>> BEGIN

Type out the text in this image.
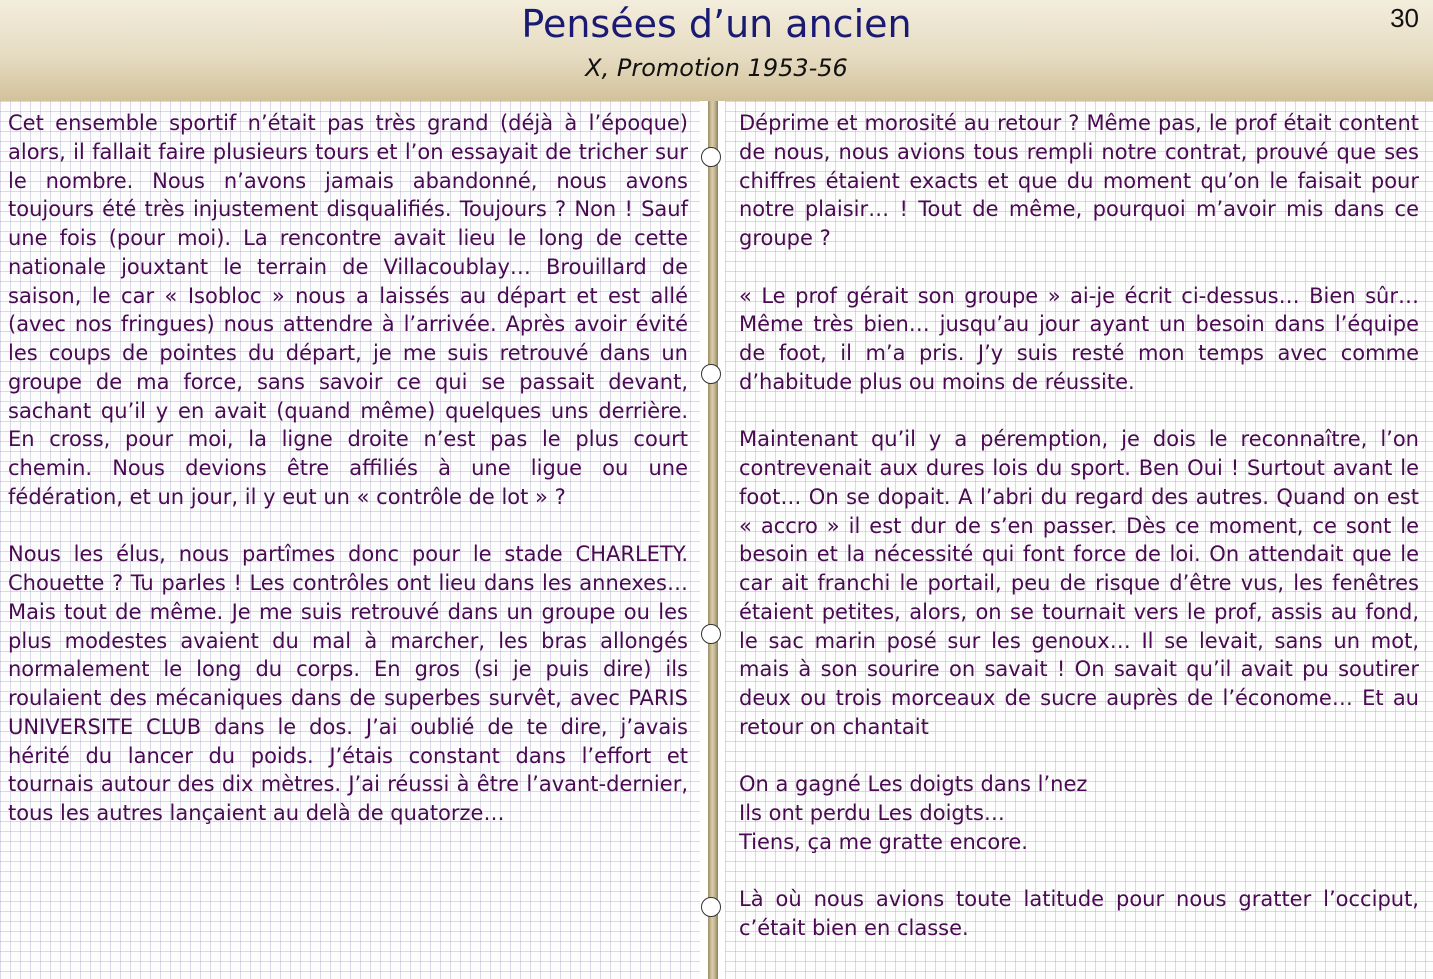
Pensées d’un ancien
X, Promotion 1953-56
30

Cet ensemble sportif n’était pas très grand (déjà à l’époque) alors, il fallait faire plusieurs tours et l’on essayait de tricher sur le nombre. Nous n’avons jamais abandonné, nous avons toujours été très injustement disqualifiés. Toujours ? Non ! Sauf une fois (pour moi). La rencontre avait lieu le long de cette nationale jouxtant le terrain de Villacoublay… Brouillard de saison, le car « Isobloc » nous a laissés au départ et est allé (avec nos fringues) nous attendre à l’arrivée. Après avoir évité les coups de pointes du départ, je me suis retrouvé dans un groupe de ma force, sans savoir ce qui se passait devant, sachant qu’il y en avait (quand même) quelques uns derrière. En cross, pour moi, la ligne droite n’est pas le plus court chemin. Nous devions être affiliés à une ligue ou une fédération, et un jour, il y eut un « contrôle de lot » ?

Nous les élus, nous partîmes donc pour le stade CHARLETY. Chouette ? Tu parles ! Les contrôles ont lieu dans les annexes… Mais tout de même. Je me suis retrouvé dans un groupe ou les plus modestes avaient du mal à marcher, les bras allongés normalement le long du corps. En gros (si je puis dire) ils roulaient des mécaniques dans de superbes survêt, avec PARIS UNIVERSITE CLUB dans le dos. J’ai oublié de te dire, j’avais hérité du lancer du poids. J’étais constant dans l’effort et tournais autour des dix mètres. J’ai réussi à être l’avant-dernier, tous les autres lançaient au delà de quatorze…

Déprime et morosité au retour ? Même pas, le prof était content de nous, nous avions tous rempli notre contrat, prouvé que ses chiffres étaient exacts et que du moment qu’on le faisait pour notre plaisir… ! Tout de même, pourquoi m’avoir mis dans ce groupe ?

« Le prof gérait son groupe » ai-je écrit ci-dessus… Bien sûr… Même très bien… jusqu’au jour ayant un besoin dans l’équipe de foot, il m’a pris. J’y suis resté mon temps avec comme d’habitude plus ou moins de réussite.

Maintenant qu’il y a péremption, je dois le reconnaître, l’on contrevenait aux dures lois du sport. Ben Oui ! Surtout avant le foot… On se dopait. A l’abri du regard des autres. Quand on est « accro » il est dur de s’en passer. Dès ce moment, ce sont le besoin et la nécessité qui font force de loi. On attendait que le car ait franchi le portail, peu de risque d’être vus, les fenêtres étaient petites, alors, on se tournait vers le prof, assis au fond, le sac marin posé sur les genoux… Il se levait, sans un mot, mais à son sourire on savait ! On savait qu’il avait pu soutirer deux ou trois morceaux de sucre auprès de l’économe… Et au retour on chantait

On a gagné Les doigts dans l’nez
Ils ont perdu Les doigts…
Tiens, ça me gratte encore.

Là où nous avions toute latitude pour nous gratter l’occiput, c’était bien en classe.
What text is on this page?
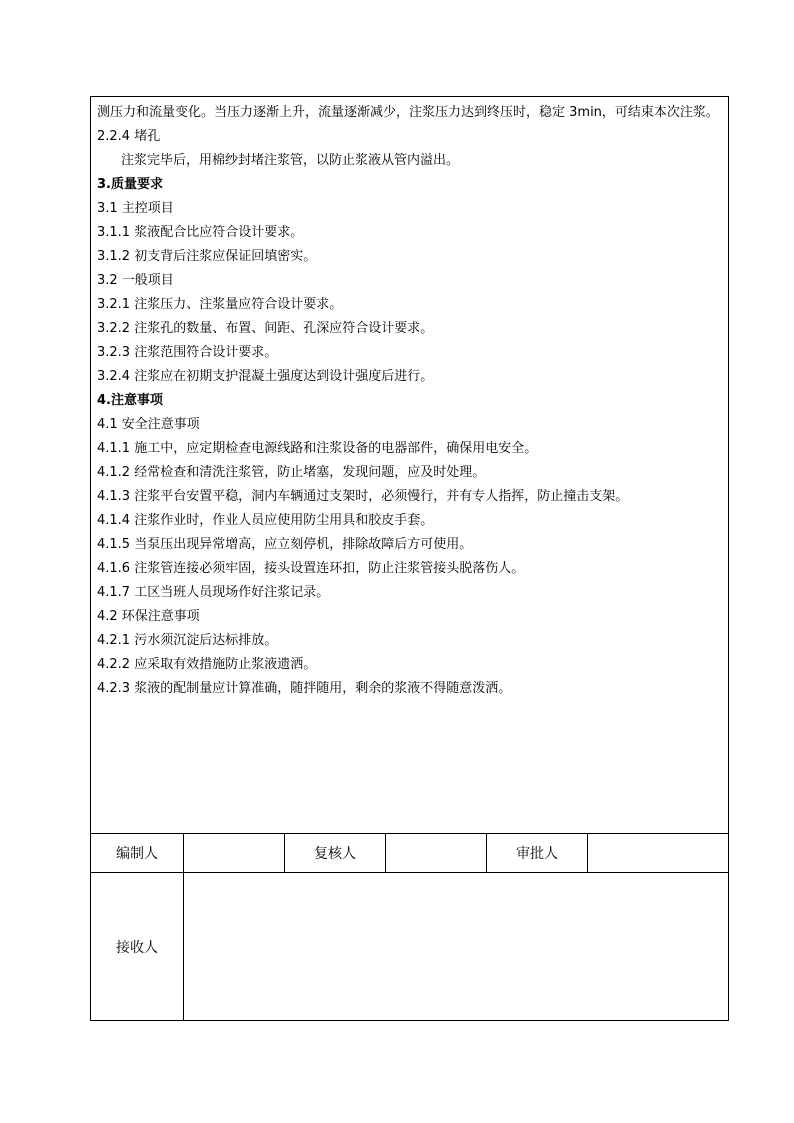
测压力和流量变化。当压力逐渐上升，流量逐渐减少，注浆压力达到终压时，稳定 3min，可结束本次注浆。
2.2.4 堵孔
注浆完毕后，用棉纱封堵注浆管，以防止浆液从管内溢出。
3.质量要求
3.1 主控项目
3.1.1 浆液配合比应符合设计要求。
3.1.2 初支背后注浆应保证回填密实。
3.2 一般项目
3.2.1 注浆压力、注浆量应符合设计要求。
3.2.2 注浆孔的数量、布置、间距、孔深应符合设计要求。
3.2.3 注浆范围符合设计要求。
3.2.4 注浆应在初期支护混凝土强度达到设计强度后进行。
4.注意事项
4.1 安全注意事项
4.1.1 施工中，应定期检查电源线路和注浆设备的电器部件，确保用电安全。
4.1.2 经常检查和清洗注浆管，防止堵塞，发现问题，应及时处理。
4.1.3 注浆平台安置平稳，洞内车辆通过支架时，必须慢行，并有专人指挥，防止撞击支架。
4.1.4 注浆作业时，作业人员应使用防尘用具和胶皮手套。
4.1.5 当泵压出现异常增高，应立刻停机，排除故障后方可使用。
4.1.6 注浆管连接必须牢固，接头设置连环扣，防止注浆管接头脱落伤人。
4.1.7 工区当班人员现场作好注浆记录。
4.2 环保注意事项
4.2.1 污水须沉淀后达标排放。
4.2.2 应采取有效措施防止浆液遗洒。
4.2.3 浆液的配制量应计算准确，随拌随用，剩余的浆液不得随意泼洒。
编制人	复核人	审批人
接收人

>> END

What this task involves: Repeat the records above exactly, leaving out any pictures they contain.

Exercise solution:
Type out the text in this image.
Pensées d’un ancien
X, Promotion 1953-56
30

Cet ensemble sportif n’était pas très grand (déjà à l’époque) alors, il fallait faire plusieurs tours et l’on essayait de tricher sur le nombre. Nous n’avons jamais abandonné, nous avons toujours été très injustement disqualifiés. Toujours ? Non ! Sauf une fois (pour moi). La rencontre avait lieu le long de cette nationale jouxtant le terrain de Villacoublay… Brouillard de saison, le car « Isobloc » nous a laissés au départ et est allé (avec nos fringues) nous attendre à l’arrivée. Après avoir évité les coups de pointes du départ, je me suis retrouvé dans un groupe de ma force, sans savoir ce qui se passait devant, sachant qu’il y en avait (quand même) quelques uns derrière. En cross, pour moi, la ligne droite n’est pas le plus court chemin. Nous devions être affiliés à une ligue ou une fédération, et un jour, il y eut un « contrôle de lot » ?

Nous les élus, nous partîmes donc pour le stade CHARLETY. Chouette ? Tu parles ! Les contrôles ont lieu dans les annexes… Mais tout de même. Je me suis retrouvé dans un groupe ou les plus modestes avaient du mal à marcher, les bras allongés normalement le long du corps. En gros (si je puis dire) ils roulaient des mécaniques dans de superbes survêt, avec PARIS UNIVERSITE CLUB dans le dos. J’ai oublié de te dire, j’avais hérité du lancer du poids. J’étais constant dans l’effort et tournais autour des dix mètres. J’ai réussi à être l’avant-dernier, tous les autres lançaient au delà de quatorze…

Déprime et morosité au retour ? Même pas, le prof était content de nous, nous avions tous rempli notre contrat, prouvé que ses chiffres étaient exacts et que du moment qu’on le faisait pour notre plaisir… ! Tout de même, pourquoi m’avoir mis dans ce groupe ?

« Le prof gérait son groupe » ai-je écrit ci-dessus… Bien sûr… Même très bien… jusqu’au jour ayant un besoin dans l’équipe de foot, il m’a pris. J’y suis resté mon temps avec comme d’habitude plus ou moins de réussite.

Maintenant qu’il y a péremption, je dois le reconnaître, l’on contrevenait aux dures lois du sport. Ben Oui ! Surtout avant le foot… On se dopait. A l’abri du regard des autres. Quand on est « accro » il est dur de s’en passer. Dès ce moment, ce sont le besoin et la nécessité qui font force de loi. On attendait que le car ait franchi le portail, peu de risque d’être vus, les fenêtres étaient petites, alors, on se tournait vers le prof, assis au fond, le sac marin posé sur les genoux… Il se levait, sans un mot, mais à son sourire on savait ! On savait qu’il avait pu soutirer deux ou trois morceaux de sucre auprès de l’économe… Et au retour on chantait

On a gagné Les doigts dans l’nez
Ils ont perdu Les doigts…
Tiens, ça me gratte encore.

Là où nous avions toute latitude pour nous gratter l’occiput, c’était bien en classe.
What text is on this page?
测压力和流量变化。当压力逐渐上升，流量逐渐减少，注浆压力达到终压时，稳定 3min，可结束本次注浆。
2.2.4 堵孔
注浆完毕后，用棉纱封堵注浆管，以防止浆液从管内溢出。
3.质量要求
3.1 主控项目
3.1.1 浆液配合比应符合设计要求。
3.1.2 初支背后注浆应保证回填密实。
3.2 一般项目
3.2.1 注浆压力、注浆量应符合设计要求。
3.2.2 注浆孔的数量、布置、间距、孔深应符合设计要求。
3.2.3 注浆范围符合设计要求。
3.2.4 注浆应在初期支护混凝土强度达到设计强度后进行。
4.注意事项
4.1 安全注意事项
4.1.1 施工中，应定期检查电源线路和注浆设备的电器部件，确保用电安全。
4.1.2 经常检查和清洗注浆管，防止堵塞，发现问题，应及时处理。
4.1.3 注浆平台安置平稳，洞内车辆通过支架时，必须慢行，并有专人指挥，防止撞击支架。
4.1.4 注浆作业时，作业人员应使用防尘用具和胶皮手套。
4.1.5 当泵压出现异常增高，应立刻停机，排除故障后方可使用。
4.1.6 注浆管连接必须牢固，接头设置连环扣，防止注浆管接头脱落伤人。
4.1.7 工区当班人员现场作好注浆记录。
4.2 环保注意事项
4.2.1 污水须沉淀后达标排放。
4.2.2 应采取有效措施防止浆液遗洒。
4.2.3 浆液的配制量应计算准确，随拌随用，剩余的浆液不得随意泼洒。
编制人	复核人	审批人
接收人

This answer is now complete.